What you should do >>
Every record should be copied exactly, except that pictures are to be omitted.

◇ ◇ ◇ ◇ ◇

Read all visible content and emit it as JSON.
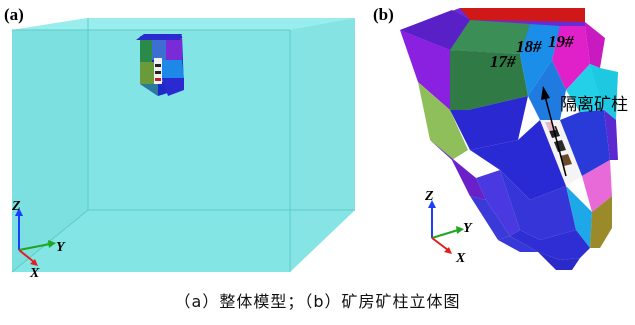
{
  "panel_a": {
    "label": "(a)",
    "axes": {
      "z": "Z",
      "y": "Y",
      "x": "X"
    }
  },
  "panel_b": {
    "label": "(b)",
    "pillar_labels": [
      "17#",
      "18#",
      "19#"
    ],
    "annotation": "隔离矿柱",
    "axes": {
      "z": "Z",
      "y": "Y",
      "x": "X"
    }
  },
  "caption": "（a）整体模型；（b）矿房矿柱立体图",
  "colors": {
    "box_cyan": "#7fe3e3",
    "box_edge": "#5ccdcd",
    "axis_z": "#1a3cff",
    "axis_y": "#1fa51f",
    "axis_x": "#e02020"
  }
}
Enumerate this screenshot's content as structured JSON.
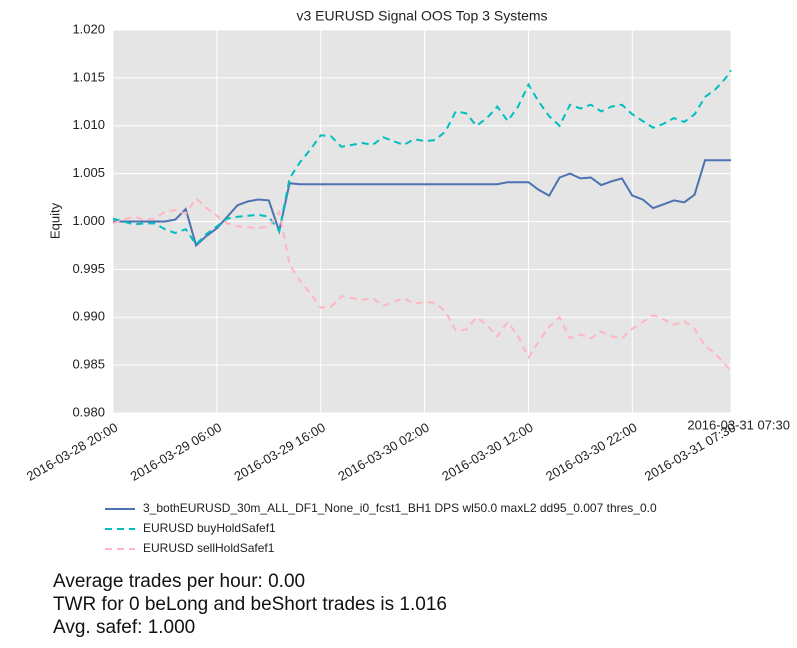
{
  "chart_data": {
    "type": "line",
    "title": "v3 EURUSD Signal OOS Top 3 Systems",
    "y_label": "Equity",
    "x": [
      "2016-03-28 20:00",
      "2016-03-28 21:00",
      "2016-03-28 22:00",
      "2016-03-28 23:00",
      "2016-03-29 00:00",
      "2016-03-29 01:00",
      "2016-03-29 02:00",
      "2016-03-29 03:00",
      "2016-03-29 04:00",
      "2016-03-29 05:00",
      "2016-03-29 06:00",
      "2016-03-29 07:00",
      "2016-03-29 08:00",
      "2016-03-29 09:00",
      "2016-03-29 10:00",
      "2016-03-29 11:00",
      "2016-03-29 12:00",
      "2016-03-29 13:00",
      "2016-03-29 14:00",
      "2016-03-29 15:00",
      "2016-03-29 16:00",
      "2016-03-29 17:00",
      "2016-03-29 18:00",
      "2016-03-29 19:00",
      "2016-03-29 20:00",
      "2016-03-29 21:00",
      "2016-03-29 22:00",
      "2016-03-29 23:00",
      "2016-03-30 00:00",
      "2016-03-30 01:00",
      "2016-03-30 02:00",
      "2016-03-30 03:00",
      "2016-03-30 04:00",
      "2016-03-30 05:00",
      "2016-03-30 06:00",
      "2016-03-30 07:00",
      "2016-03-30 08:00",
      "2016-03-30 09:00",
      "2016-03-30 10:00",
      "2016-03-30 11:00",
      "2016-03-30 12:00",
      "2016-03-30 13:00",
      "2016-03-30 14:00",
      "2016-03-30 15:00",
      "2016-03-30 16:00",
      "2016-03-30 17:00",
      "2016-03-30 18:00",
      "2016-03-30 19:00",
      "2016-03-30 20:00",
      "2016-03-30 21:00",
      "2016-03-30 22:00",
      "2016-03-30 23:00",
      "2016-03-31 00:00",
      "2016-03-31 01:00",
      "2016-03-31 02:00",
      "2016-03-31 03:00",
      "2016-03-31 04:00",
      "2016-03-31 05:00",
      "2016-03-31 06:00",
      "2016-03-31 07:00",
      "2016-03-31 07:30"
    ],
    "series": [
      {
        "name": "3_bothEURUSD_30m_ALL_DF1_None_i0_fcst1_BH1 DPS wl50.0 maxL2 dd95_0.007 thres_0.0",
        "color": "#4c72b0",
        "dashed": false,
        "values": [
          1.0,
          1.0,
          1.0,
          1.0,
          1.0,
          1.0,
          1.0002,
          1.0013,
          0.9975,
          0.9985,
          0.9993,
          1.0005,
          1.0017,
          1.0021,
          1.0023,
          1.0022,
          0.999,
          1.004,
          1.0039,
          1.0039,
          1.0039,
          1.0039,
          1.0039,
          1.0039,
          1.0039,
          1.0039,
          1.0039,
          1.0039,
          1.0039,
          1.0039,
          1.0039,
          1.0039,
          1.0039,
          1.0039,
          1.0039,
          1.0039,
          1.0039,
          1.0039,
          1.0041,
          1.0041,
          1.0041,
          1.0033,
          1.0027,
          1.0046,
          1.005,
          1.0045,
          1.0046,
          1.0038,
          1.0042,
          1.0045,
          1.0027,
          1.0023,
          1.0014,
          1.0018,
          1.0022,
          1.002,
          1.0028,
          1.0064,
          1.0064,
          1.0064,
          1.0064
        ]
      },
      {
        "name": "EURUSD buyHoldSafef1",
        "color": "#00bfbf",
        "dashed": true,
        "values": [
          1.0003,
          1.0,
          0.9997,
          0.9998,
          0.9998,
          0.9992,
          0.9988,
          0.9992,
          0.9976,
          0.9987,
          0.9995,
          1.0003,
          1.0005,
          1.0006,
          1.0007,
          1.0005,
          0.999,
          1.0045,
          1.0062,
          1.0075,
          1.009,
          1.0089,
          1.0078,
          1.008,
          1.0082,
          1.008,
          1.0088,
          1.0084,
          1.008,
          1.0086,
          1.0084,
          1.0085,
          1.0094,
          1.0115,
          1.0113,
          1.01,
          1.0108,
          1.012,
          1.0105,
          1.012,
          1.0143,
          1.0125,
          1.011,
          1.01,
          1.0122,
          1.0118,
          1.0122,
          1.0115,
          1.012,
          1.0122,
          1.0112,
          1.0105,
          1.0098,
          1.0102,
          1.0108,
          1.0104,
          1.0112,
          1.013,
          1.0138,
          1.015,
          1.0158
        ]
      },
      {
        "name": "EURUSD sellHoldSafef1",
        "color": "#ffb6c1",
        "dashed": true,
        "values": [
          0.9998,
          1.0002,
          1.0005,
          1.0002,
          1.0003,
          1.001,
          1.0012,
          1.0008,
          1.0024,
          1.0014,
          1.0006,
          0.9998,
          0.9995,
          0.9994,
          0.9993,
          0.9995,
          1.001,
          0.9955,
          0.9938,
          0.9925,
          0.991,
          0.9911,
          0.9922,
          0.992,
          0.9918,
          0.992,
          0.9912,
          0.9916,
          0.992,
          0.9914,
          0.9916,
          0.9915,
          0.9906,
          0.9886,
          0.9887,
          0.99,
          0.9892,
          0.988,
          0.9895,
          0.988,
          0.9858,
          0.9875,
          0.989,
          0.99,
          0.9878,
          0.9882,
          0.9878,
          0.9885,
          0.988,
          0.9878,
          0.9888,
          0.9895,
          0.9902,
          0.9898,
          0.9892,
          0.9896,
          0.9888,
          0.987,
          0.9862,
          0.985,
          0.9843
        ]
      }
    ],
    "xlim": [
      "2016-03-28 20:00",
      "2016-03-31 07:30"
    ],
    "xticks": [
      "2016-03-28 20:00",
      "2016-03-29 06:00",
      "2016-03-29 16:00",
      "2016-03-30 02:00",
      "2016-03-30 12:00",
      "2016-03-30 22:00",
      "2016-03-31 07:30"
    ],
    "ylim": [
      0.98,
      1.02
    ],
    "yticks": [
      {
        "value": 0.98,
        "label": "0.980"
      },
      0.985,
      {
        "value": 0.99,
        "label": "0.990"
      },
      0.995,
      {
        "value": 1.0,
        "label": "1.000"
      },
      1.005,
      {
        "value": 1.01,
        "label": "1.010"
      },
      1.015,
      {
        "value": 1.02,
        "label": "1.020"
      }
    ],
    "grid": true,
    "annotations": [
      "Average trades per hour: 0.00",
      "TWR for 0 beLong and beShort trades is 1.016",
      "Avg. safef: 1.000"
    ]
  }
}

◇ ◇ ◇ ◇ ◇

Solved problem >>
Read all visible content and emit it as JSON.
{
  "panel_a": {
    "label": "(a)",
    "axes": {
      "z": "Z",
      "y": "Y",
      "x": "X"
    }
  },
  "panel_b": {
    "label": "(b)",
    "pillar_labels": [
      "17#",
      "18#",
      "19#"
    ],
    "annotation": "隔离矿柱",
    "axes": {
      "z": "Z",
      "y": "Y",
      "x": "X"
    }
  },
  "caption": "（a）整体模型；（b）矿房矿柱立体图",
  "colors": {
    "box_cyan": "#7fe3e3",
    "box_edge": "#5ccdcd",
    "axis_z": "#1a3cff",
    "axis_y": "#1fa51f",
    "axis_x": "#e02020"
  }
}
Enumerate this screenshot's content as structured JSON.
{
  "chart_data": {
    "type": "line",
    "title": "v3 EURUSD Signal OOS Top 3 Systems",
    "y_label": "Equity",
    "x": [
      "2016-03-28 20:00",
      "2016-03-28 21:00",
      "2016-03-28 22:00",
      "2016-03-28 23:00",
      "2016-03-29 00:00",
      "2016-03-29 01:00",
      "2016-03-29 02:00",
      "2016-03-29 03:00",
      "2016-03-29 04:00",
      "2016-03-29 05:00",
      "2016-03-29 06:00",
      "2016-03-29 07:00",
      "2016-03-29 08:00",
      "2016-03-29 09:00",
      "2016-03-29 10:00",
      "2016-03-29 11:00",
      "2016-03-29 12:00",
      "2016-03-29 13:00",
      "2016-03-29 14:00",
      "2016-03-29 15:00",
      "2016-03-29 16:00",
      "2016-03-29 17:00",
      "2016-03-29 18:00",
      "2016-03-29 19:00",
      "2016-03-29 20:00",
      "2016-03-29 21:00",
      "2016-03-29 22:00",
      "2016-03-29 23:00",
      "2016-03-30 00:00",
      "2016-03-30 01:00",
      "2016-03-30 02:00",
      "2016-03-30 03:00",
      "2016-03-30 04:00",
      "2016-03-30 05:00",
      "2016-03-30 06:00",
      "2016-03-30 07:00",
      "2016-03-30 08:00",
      "2016-03-30 09:00",
      "2016-03-30 10:00",
      "2016-03-30 11:00",
      "2016-03-30 12:00",
      "2016-03-30 13:00",
      "2016-03-30 14:00",
      "2016-03-30 15:00",
      "2016-03-30 16:00",
      "2016-03-30 17:00",
      "2016-03-30 18:00",
      "2016-03-30 19:00",
      "2016-03-30 20:00",
      "2016-03-30 21:00",
      "2016-03-30 22:00",
      "2016-03-30 23:00",
      "2016-03-31 00:00",
      "2016-03-31 01:00",
      "2016-03-31 02:00",
      "2016-03-31 03:00",
      "2016-03-31 04:00",
      "2016-03-31 05:00",
      "2016-03-31 06:00",
      "2016-03-31 07:00",
      "2016-03-31 07:30"
    ],
    "series": [
      {
        "name": "3_bothEURUSD_30m_ALL_DF1_None_i0_fcst1_BH1 DPS wl50.0 maxL2 dd95_0.007 thres_0.0",
        "color": "#4c72b0",
        "dashed": false,
        "values": [
          1.0,
          1.0,
          1.0,
          1.0,
          1.0,
          1.0,
          1.0002,
          1.0013,
          0.9975,
          0.9985,
          0.9993,
          1.0005,
          1.0017,
          1.0021,
          1.0023,
          1.0022,
          0.999,
          1.004,
          1.0039,
          1.0039,
          1.0039,
          1.0039,
          1.0039,
          1.0039,
          1.0039,
          1.0039,
          1.0039,
          1.0039,
          1.0039,
          1.0039,
          1.0039,
          1.0039,
          1.0039,
          1.0039,
          1.0039,
          1.0039,
          1.0039,
          1.0039,
          1.0041,
          1.0041,
          1.0041,
          1.0033,
          1.0027,
          1.0046,
          1.005,
          1.0045,
          1.0046,
          1.0038,
          1.0042,
          1.0045,
          1.0027,
          1.0023,
          1.0014,
          1.0018,
          1.0022,
          1.002,
          1.0028,
          1.0064,
          1.0064,
          1.0064,
          1.0064
        ]
      },
      {
        "name": "EURUSD buyHoldSafef1",
        "color": "#00bfbf",
        "dashed": true,
        "values": [
          1.0003,
          1.0,
          0.9997,
          0.9998,
          0.9998,
          0.9992,
          0.9988,
          0.9992,
          0.9976,
          0.9987,
          0.9995,
          1.0003,
          1.0005,
          1.0006,
          1.0007,
          1.0005,
          0.999,
          1.0045,
          1.0062,
          1.0075,
          1.009,
          1.0089,
          1.0078,
          1.008,
          1.0082,
          1.008,
          1.0088,
          1.0084,
          1.008,
          1.0086,
          1.0084,
          1.0085,
          1.0094,
          1.0115,
          1.0113,
          1.01,
          1.0108,
          1.012,
          1.0105,
          1.012,
          1.0143,
          1.0125,
          1.011,
          1.01,
          1.0122,
          1.0118,
          1.0122,
          1.0115,
          1.012,
          1.0122,
          1.0112,
          1.0105,
          1.0098,
          1.0102,
          1.0108,
          1.0104,
          1.0112,
          1.013,
          1.0138,
          1.015,
          1.0158
        ]
      },
      {
        "name": "EURUSD sellHoldSafef1",
        "color": "#ffb6c1",
        "dashed": true,
        "values": [
          0.9998,
          1.0002,
          1.0005,
          1.0002,
          1.0003,
          1.001,
          1.0012,
          1.0008,
          1.0024,
          1.0014,
          1.0006,
          0.9998,
          0.9995,
          0.9994,
          0.9993,
          0.9995,
          1.001,
          0.9955,
          0.9938,
          0.9925,
          0.991,
          0.9911,
          0.9922,
          0.992,
          0.9918,
          0.992,
          0.9912,
          0.9916,
          0.992,
          0.9914,
          0.9916,
          0.9915,
          0.9906,
          0.9886,
          0.9887,
          0.99,
          0.9892,
          0.988,
          0.9895,
          0.988,
          0.9858,
          0.9875,
          0.989,
          0.99,
          0.9878,
          0.9882,
          0.9878,
          0.9885,
          0.988,
          0.9878,
          0.9888,
          0.9895,
          0.9902,
          0.9898,
          0.9892,
          0.9896,
          0.9888,
          0.987,
          0.9862,
          0.985,
          0.9843
        ]
      }
    ],
    "xlim": [
      "2016-03-28 20:00",
      "2016-03-31 07:30"
    ],
    "xticks": [
      "2016-03-28 20:00",
      "2016-03-29 06:00",
      "2016-03-29 16:00",
      "2016-03-30 02:00",
      "2016-03-30 12:00",
      "2016-03-30 22:00",
      "2016-03-31 07:30"
    ],
    "ylim": [
      0.98,
      1.02
    ],
    "yticks": [
      {
        "value": 0.98,
        "label": "0.980"
      },
      0.985,
      {
        "value": 0.99,
        "label": "0.990"
      },
      0.995,
      {
        "value": 1.0,
        "label": "1.000"
      },
      1.005,
      {
        "value": 1.01,
        "label": "1.010"
      },
      1.015,
      {
        "value": 1.02,
        "label": "1.020"
      }
    ],
    "grid": true,
    "annotations": [
      "Average trades per hour: 0.00",
      "TWR for 0 beLong and beShort trades is 1.016",
      "Avg. safef: 1.000"
    ]
  }
}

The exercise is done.